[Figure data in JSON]
───

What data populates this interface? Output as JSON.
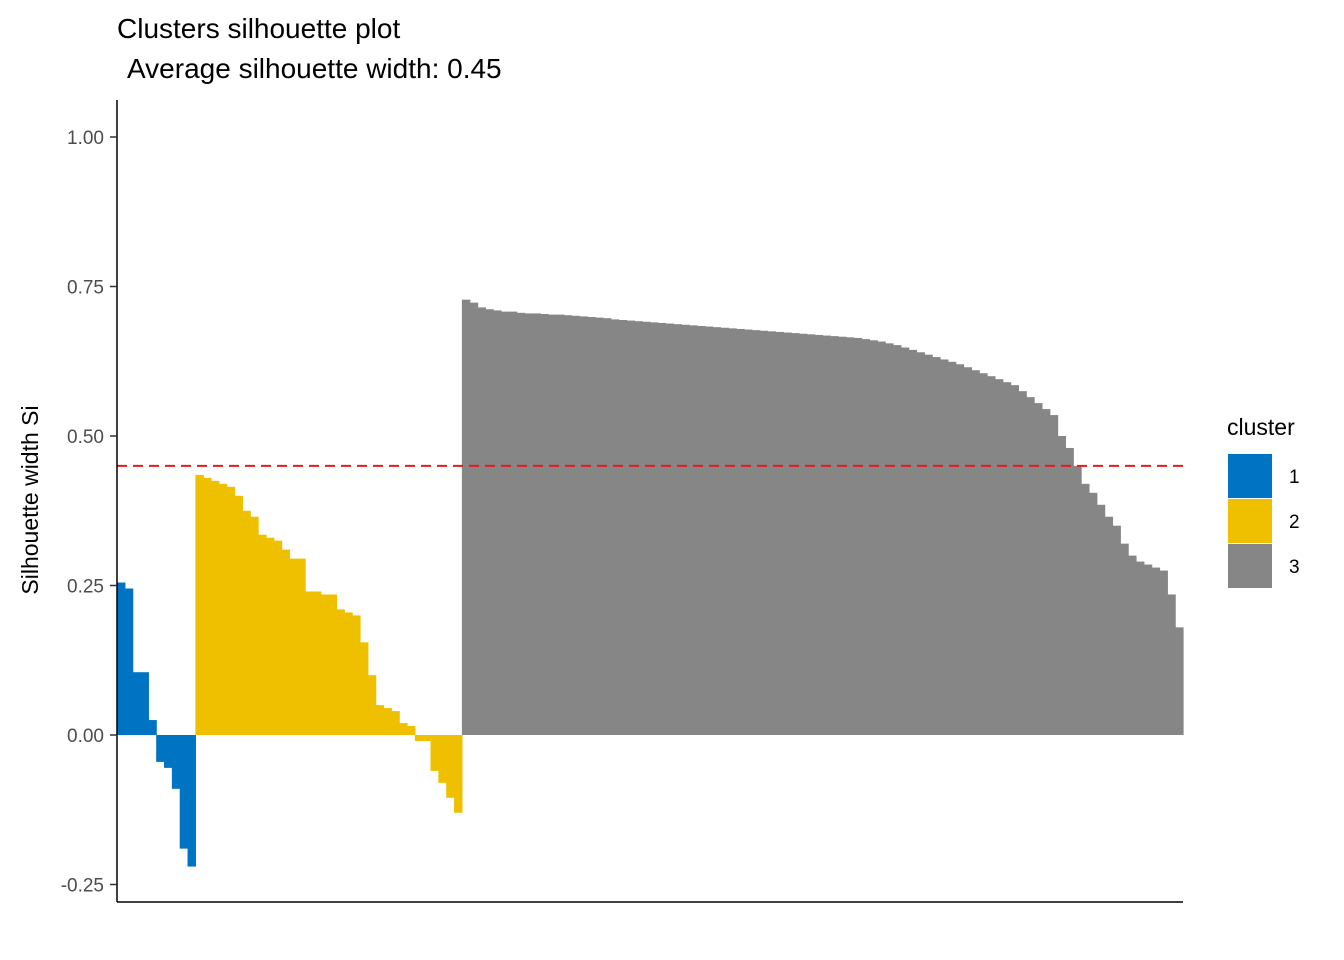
{
  "chart_data": {
    "type": "bar",
    "title": "Clusters silhouette plot",
    "subtitle": "Average silhouette width: 0.45",
    "xlabel": "",
    "ylabel": "Silhouette width Si",
    "ylim": [
      -0.28,
      1.06
    ],
    "yticks": [
      "1.00",
      "0.75",
      "0.50",
      "0.25",
      "0.00",
      "-0.25"
    ],
    "ytick_values": [
      1.0,
      0.75,
      0.5,
      0.25,
      0.0,
      -0.25
    ],
    "grid": false,
    "reference_line": {
      "value": 0.45,
      "style": "dashed",
      "color": "#e41a1c"
    },
    "legend": {
      "title": "cluster",
      "position": "right"
    },
    "series": [
      {
        "name": "1",
        "color": "#0073c2",
        "values": [
          0.255,
          0.245,
          0.105,
          0.105,
          0.025,
          -0.045,
          -0.055,
          -0.09,
          -0.19,
          -0.22
        ]
      },
      {
        "name": "2",
        "color": "#efc000",
        "values": [
          0.435,
          0.43,
          0.425,
          0.42,
          0.415,
          0.4,
          0.375,
          0.365,
          0.335,
          0.33,
          0.325,
          0.31,
          0.295,
          0.295,
          0.24,
          0.24,
          0.235,
          0.235,
          0.21,
          0.205,
          0.2,
          0.155,
          0.1,
          0.05,
          0.045,
          0.04,
          0.02,
          0.015,
          -0.01,
          -0.01,
          -0.06,
          -0.08,
          -0.105,
          -0.13
        ]
      },
      {
        "name": "3",
        "color": "#868686",
        "values": [
          0.728,
          0.723,
          0.715,
          0.712,
          0.71,
          0.708,
          0.708,
          0.706,
          0.705,
          0.705,
          0.704,
          0.703,
          0.703,
          0.702,
          0.701,
          0.7,
          0.699,
          0.698,
          0.697,
          0.695,
          0.694,
          0.693,
          0.692,
          0.691,
          0.69,
          0.689,
          0.688,
          0.687,
          0.686,
          0.685,
          0.684,
          0.683,
          0.682,
          0.681,
          0.68,
          0.679,
          0.678,
          0.677,
          0.676,
          0.675,
          0.674,
          0.673,
          0.672,
          0.671,
          0.67,
          0.669,
          0.668,
          0.667,
          0.666,
          0.665,
          0.664,
          0.662,
          0.66,
          0.658,
          0.655,
          0.652,
          0.648,
          0.644,
          0.64,
          0.636,
          0.632,
          0.628,
          0.624,
          0.62,
          0.615,
          0.61,
          0.605,
          0.6,
          0.595,
          0.59,
          0.585,
          0.575,
          0.565,
          0.555,
          0.545,
          0.535,
          0.5,
          0.48,
          0.45,
          0.42,
          0.405,
          0.385,
          0.365,
          0.35,
          0.32,
          0.3,
          0.29,
          0.285,
          0.28,
          0.275,
          0.235,
          0.18
        ]
      }
    ]
  }
}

───

» **Work to do**: Working from the material above, transcribe it exactly while omitting pictures.

» **Answer**:
What data populates this interface? Output as JSON.
{
  "chart_data": {
    "type": "bar",
    "title": "Clusters silhouette plot",
    "subtitle": "Average silhouette width: 0.45",
    "xlabel": "",
    "ylabel": "Silhouette width Si",
    "ylim": [
      -0.28,
      1.06
    ],
    "yticks": [
      "1.00",
      "0.75",
      "0.50",
      "0.25",
      "0.00",
      "-0.25"
    ],
    "ytick_values": [
      1.0,
      0.75,
      0.5,
      0.25,
      0.0,
      -0.25
    ],
    "grid": false,
    "reference_line": {
      "value": 0.45,
      "style": "dashed",
      "color": "#e41a1c"
    },
    "legend": {
      "title": "cluster",
      "position": "right"
    },
    "series": [
      {
        "name": "1",
        "color": "#0073c2",
        "values": [
          0.255,
          0.245,
          0.105,
          0.105,
          0.025,
          -0.045,
          -0.055,
          -0.09,
          -0.19,
          -0.22
        ]
      },
      {
        "name": "2",
        "color": "#efc000",
        "values": [
          0.435,
          0.43,
          0.425,
          0.42,
          0.415,
          0.4,
          0.375,
          0.365,
          0.335,
          0.33,
          0.325,
          0.31,
          0.295,
          0.295,
          0.24,
          0.24,
          0.235,
          0.235,
          0.21,
          0.205,
          0.2,
          0.155,
          0.1,
          0.05,
          0.045,
          0.04,
          0.02,
          0.015,
          -0.01,
          -0.01,
          -0.06,
          -0.08,
          -0.105,
          -0.13
        ]
      },
      {
        "name": "3",
        "color": "#868686",
        "values": [
          0.728,
          0.723,
          0.715,
          0.712,
          0.71,
          0.708,
          0.708,
          0.706,
          0.705,
          0.705,
          0.704,
          0.703,
          0.703,
          0.702,
          0.701,
          0.7,
          0.699,
          0.698,
          0.697,
          0.695,
          0.694,
          0.693,
          0.692,
          0.691,
          0.69,
          0.689,
          0.688,
          0.687,
          0.686,
          0.685,
          0.684,
          0.683,
          0.682,
          0.681,
          0.68,
          0.679,
          0.678,
          0.677,
          0.676,
          0.675,
          0.674,
          0.673,
          0.672,
          0.671,
          0.67,
          0.669,
          0.668,
          0.667,
          0.666,
          0.665,
          0.664,
          0.662,
          0.66,
          0.658,
          0.655,
          0.652,
          0.648,
          0.644,
          0.64,
          0.636,
          0.632,
          0.628,
          0.624,
          0.62,
          0.615,
          0.61,
          0.605,
          0.6,
          0.595,
          0.59,
          0.585,
          0.575,
          0.565,
          0.555,
          0.545,
          0.535,
          0.5,
          0.48,
          0.45,
          0.42,
          0.405,
          0.385,
          0.365,
          0.35,
          0.32,
          0.3,
          0.29,
          0.285,
          0.28,
          0.275,
          0.235,
          0.18
        ]
      }
    ]
  }
}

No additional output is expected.